→ **What is expected**
Each line of the data that includes the string "Communication" is to be copied out.

········

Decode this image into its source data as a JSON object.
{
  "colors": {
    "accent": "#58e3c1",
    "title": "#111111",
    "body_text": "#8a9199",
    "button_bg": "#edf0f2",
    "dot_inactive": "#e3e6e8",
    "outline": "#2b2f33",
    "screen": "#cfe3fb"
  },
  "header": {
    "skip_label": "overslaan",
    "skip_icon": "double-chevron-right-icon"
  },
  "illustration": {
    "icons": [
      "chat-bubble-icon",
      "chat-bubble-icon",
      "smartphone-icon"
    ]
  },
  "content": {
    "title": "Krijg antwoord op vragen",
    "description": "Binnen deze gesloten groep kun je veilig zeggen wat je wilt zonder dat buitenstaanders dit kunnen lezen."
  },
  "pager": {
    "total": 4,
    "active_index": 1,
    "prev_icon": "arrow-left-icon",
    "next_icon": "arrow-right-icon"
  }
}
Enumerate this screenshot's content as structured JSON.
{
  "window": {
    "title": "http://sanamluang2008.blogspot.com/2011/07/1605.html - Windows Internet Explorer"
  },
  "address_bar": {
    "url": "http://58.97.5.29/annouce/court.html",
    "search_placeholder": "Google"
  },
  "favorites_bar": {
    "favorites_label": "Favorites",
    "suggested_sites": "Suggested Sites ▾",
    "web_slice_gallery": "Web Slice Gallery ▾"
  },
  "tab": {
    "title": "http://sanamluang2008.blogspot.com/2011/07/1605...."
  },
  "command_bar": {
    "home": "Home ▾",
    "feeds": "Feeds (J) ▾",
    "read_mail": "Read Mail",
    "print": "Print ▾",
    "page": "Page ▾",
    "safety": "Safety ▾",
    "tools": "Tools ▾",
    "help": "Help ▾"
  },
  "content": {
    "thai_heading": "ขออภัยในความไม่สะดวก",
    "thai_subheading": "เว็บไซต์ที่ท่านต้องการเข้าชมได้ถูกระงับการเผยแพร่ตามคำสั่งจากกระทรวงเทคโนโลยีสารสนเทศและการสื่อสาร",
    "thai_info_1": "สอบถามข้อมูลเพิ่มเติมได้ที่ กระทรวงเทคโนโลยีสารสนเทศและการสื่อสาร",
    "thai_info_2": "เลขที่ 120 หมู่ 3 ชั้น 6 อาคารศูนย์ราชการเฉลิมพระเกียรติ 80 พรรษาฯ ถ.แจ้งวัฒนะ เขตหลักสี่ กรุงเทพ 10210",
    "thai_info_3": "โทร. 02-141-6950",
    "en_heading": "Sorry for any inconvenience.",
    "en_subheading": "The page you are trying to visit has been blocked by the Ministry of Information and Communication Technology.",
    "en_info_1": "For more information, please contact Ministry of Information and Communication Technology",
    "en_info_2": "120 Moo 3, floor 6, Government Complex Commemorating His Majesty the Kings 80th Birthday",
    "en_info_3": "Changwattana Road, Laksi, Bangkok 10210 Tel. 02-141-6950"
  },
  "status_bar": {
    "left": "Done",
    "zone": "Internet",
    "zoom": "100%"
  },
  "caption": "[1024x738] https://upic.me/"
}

········

→ **Result of this exercise**
    "en_subheading": "The page you are trying to visit has been blocked by the Ministry of Information and Communication Technology.",
    "en_info_1": "For more information, please contact Ministry of Information and Communication Technology",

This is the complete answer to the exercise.